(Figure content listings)

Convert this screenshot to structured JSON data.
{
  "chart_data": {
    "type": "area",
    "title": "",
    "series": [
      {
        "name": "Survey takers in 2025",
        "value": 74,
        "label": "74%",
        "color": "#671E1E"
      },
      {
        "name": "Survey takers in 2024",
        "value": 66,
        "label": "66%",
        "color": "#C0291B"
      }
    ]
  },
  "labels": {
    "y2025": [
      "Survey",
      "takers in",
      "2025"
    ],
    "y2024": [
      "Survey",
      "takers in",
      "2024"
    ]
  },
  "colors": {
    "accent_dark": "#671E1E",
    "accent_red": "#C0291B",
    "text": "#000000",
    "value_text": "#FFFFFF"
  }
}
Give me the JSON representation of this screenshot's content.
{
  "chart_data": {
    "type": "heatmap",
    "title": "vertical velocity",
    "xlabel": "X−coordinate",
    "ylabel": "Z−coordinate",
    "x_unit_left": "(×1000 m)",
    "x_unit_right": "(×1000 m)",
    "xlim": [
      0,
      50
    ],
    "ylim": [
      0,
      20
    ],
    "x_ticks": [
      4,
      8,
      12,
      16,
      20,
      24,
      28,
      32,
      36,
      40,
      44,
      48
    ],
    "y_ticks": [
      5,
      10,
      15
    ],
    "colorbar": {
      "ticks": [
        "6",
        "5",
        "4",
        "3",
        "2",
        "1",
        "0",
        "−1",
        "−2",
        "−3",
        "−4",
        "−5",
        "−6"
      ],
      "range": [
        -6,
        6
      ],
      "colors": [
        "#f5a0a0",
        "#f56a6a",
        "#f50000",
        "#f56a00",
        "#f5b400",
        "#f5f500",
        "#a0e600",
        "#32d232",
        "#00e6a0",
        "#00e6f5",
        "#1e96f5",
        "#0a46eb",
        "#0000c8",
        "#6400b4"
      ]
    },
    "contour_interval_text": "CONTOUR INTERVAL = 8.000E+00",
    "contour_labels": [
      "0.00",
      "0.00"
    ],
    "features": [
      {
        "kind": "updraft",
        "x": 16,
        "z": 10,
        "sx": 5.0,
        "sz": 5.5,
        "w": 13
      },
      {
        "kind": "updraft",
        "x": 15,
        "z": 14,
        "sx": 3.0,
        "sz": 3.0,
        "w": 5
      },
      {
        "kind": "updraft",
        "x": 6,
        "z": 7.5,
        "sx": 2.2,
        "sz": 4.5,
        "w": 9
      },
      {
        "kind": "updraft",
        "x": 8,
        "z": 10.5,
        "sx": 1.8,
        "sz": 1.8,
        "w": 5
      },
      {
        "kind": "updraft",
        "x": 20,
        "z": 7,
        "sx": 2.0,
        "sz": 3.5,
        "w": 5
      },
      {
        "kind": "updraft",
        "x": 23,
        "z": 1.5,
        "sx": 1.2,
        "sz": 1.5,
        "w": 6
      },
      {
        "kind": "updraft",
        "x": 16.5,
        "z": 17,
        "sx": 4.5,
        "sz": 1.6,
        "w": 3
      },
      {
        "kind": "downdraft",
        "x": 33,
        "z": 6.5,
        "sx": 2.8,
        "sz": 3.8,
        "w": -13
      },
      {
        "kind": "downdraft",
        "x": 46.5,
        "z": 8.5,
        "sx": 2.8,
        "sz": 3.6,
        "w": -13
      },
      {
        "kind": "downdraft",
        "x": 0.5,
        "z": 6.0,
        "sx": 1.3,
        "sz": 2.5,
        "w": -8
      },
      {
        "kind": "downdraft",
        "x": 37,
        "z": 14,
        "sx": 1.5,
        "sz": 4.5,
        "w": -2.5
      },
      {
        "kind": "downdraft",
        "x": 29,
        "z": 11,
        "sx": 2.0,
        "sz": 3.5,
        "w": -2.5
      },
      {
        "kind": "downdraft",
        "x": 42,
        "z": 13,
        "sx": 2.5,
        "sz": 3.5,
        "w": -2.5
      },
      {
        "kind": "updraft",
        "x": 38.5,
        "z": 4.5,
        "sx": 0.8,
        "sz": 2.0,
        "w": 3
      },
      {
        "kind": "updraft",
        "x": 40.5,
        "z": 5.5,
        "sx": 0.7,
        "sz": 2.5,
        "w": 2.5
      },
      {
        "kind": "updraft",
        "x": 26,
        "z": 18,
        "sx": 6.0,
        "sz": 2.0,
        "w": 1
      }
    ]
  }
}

**WRITTEN REQUEST:** All lines that include "coordinate" are to be gathered and copied.

**EXERCISE OUTPUT:**
    "xlabel": "X−coordinate",
    "ylabel": "Z−coordinate",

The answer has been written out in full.